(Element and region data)
⟨

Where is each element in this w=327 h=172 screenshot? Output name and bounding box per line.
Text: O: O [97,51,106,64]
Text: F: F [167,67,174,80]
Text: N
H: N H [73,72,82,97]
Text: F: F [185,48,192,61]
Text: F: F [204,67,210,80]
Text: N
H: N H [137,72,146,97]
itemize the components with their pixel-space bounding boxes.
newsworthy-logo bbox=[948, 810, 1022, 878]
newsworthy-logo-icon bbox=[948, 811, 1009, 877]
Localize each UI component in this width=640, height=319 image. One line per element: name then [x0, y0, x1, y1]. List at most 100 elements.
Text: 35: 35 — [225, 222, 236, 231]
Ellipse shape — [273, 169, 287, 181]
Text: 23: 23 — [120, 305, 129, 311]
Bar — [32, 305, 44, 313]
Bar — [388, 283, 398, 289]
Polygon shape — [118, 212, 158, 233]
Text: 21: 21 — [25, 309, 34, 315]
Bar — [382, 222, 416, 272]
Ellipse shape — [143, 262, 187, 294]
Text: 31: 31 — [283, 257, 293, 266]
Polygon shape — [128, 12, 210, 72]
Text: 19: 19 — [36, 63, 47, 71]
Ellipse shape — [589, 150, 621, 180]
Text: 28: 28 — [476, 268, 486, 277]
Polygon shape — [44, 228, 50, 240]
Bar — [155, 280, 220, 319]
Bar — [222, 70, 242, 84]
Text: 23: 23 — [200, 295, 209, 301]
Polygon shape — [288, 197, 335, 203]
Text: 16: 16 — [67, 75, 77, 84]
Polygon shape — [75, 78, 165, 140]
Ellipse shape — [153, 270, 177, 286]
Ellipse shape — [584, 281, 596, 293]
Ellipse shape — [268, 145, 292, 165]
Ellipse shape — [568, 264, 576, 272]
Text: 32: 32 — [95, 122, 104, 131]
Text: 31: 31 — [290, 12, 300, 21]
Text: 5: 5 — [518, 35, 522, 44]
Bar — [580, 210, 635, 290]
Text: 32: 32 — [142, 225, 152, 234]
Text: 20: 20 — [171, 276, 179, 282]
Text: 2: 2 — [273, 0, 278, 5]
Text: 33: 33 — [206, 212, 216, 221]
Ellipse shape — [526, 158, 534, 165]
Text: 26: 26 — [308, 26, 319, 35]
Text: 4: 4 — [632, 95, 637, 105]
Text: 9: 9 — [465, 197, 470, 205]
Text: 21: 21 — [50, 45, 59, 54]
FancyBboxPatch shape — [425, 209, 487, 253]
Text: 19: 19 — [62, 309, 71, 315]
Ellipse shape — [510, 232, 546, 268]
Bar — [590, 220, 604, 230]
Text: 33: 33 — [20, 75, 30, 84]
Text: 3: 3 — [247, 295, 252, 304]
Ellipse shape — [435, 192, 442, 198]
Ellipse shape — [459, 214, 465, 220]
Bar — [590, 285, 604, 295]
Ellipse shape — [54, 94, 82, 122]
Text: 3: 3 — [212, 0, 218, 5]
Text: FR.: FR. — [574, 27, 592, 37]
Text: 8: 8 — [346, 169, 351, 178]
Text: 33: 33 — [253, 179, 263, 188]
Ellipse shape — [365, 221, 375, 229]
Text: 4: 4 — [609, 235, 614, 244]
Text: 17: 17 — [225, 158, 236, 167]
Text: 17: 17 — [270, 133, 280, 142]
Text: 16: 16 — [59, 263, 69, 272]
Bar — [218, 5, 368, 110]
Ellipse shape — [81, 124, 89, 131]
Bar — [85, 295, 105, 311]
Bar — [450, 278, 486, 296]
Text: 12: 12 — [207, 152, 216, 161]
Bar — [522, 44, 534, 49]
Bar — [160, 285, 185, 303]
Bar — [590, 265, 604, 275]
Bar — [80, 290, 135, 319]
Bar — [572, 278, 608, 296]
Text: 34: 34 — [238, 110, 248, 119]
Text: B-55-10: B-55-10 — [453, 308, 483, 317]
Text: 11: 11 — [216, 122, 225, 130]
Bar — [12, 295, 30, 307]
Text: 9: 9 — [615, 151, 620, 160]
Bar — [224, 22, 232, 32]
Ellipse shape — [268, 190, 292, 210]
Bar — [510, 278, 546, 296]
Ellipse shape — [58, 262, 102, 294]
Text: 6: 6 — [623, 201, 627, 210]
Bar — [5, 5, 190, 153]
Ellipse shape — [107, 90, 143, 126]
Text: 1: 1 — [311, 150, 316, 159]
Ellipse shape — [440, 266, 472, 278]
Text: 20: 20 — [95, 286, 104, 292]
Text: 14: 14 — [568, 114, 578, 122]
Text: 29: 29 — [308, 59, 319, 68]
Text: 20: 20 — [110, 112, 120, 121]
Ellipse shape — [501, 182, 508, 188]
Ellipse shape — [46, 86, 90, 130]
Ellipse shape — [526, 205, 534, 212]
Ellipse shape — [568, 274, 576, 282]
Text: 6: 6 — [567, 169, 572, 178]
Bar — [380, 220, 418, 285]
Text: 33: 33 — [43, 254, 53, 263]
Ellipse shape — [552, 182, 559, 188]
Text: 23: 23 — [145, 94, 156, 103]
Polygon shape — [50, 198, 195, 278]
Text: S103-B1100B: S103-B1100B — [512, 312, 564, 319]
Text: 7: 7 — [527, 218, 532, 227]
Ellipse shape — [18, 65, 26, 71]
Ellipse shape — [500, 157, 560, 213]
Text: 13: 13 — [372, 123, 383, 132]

⟩

Copy out the listing line for line, from its first line down to and including the line that contains "Text: 31: 31 — [290, 12, 300, 21]".

Where is each element in this w=327 h=172 screenshot? Output name and bounding box per line.
Text: O: O [97,51,106,64]
Text: F: F [167,67,174,80]
Text: N
H: N H [73,72,82,97]
Text: F: F [185,48,192,61]
Text: F: F [204,67,210,80]
Text: N
H: N H [137,72,146,97]
itemize the components with their pixel-space bounding boxes.
newsworthy-logo bbox=[948, 810, 1022, 878]
newsworthy-logo-icon bbox=[948, 811, 1009, 877]
Localize each UI component in this width=640, height=319 image. One line per element: name then [x0, y0, x1, y1]. List at most 100 elements.
Text: 35: 35 — [225, 222, 236, 231]
Ellipse shape — [273, 169, 287, 181]
Text: 23: 23 — [120, 305, 129, 311]
Bar — [32, 305, 44, 313]
Bar — [388, 283, 398, 289]
Polygon shape — [118, 212, 158, 233]
Text: 21: 21 — [25, 309, 34, 315]
Bar — [382, 222, 416, 272]
Ellipse shape — [143, 262, 187, 294]
Text: 31: 31 — [283, 257, 293, 266]
Polygon shape — [128, 12, 210, 72]
Text: 19: 19 — [36, 63, 47, 71]
Ellipse shape — [589, 150, 621, 180]
Text: 28: 28 — [476, 268, 486, 277]
Polygon shape — [44, 228, 50, 240]
Bar — [155, 280, 220, 319]
Bar — [222, 70, 242, 84]
Text: 23: 23 — [200, 295, 209, 301]
Polygon shape — [288, 197, 335, 203]
Text: 16: 16 — [67, 75, 77, 84]
Polygon shape — [75, 78, 165, 140]
Ellipse shape — [153, 270, 177, 286]
Ellipse shape — [584, 281, 596, 293]
Ellipse shape — [268, 145, 292, 165]
Ellipse shape — [568, 264, 576, 272]
Text: 32: 32 — [95, 122, 104, 131]
Text: 31: 31 — [290, 12, 300, 21]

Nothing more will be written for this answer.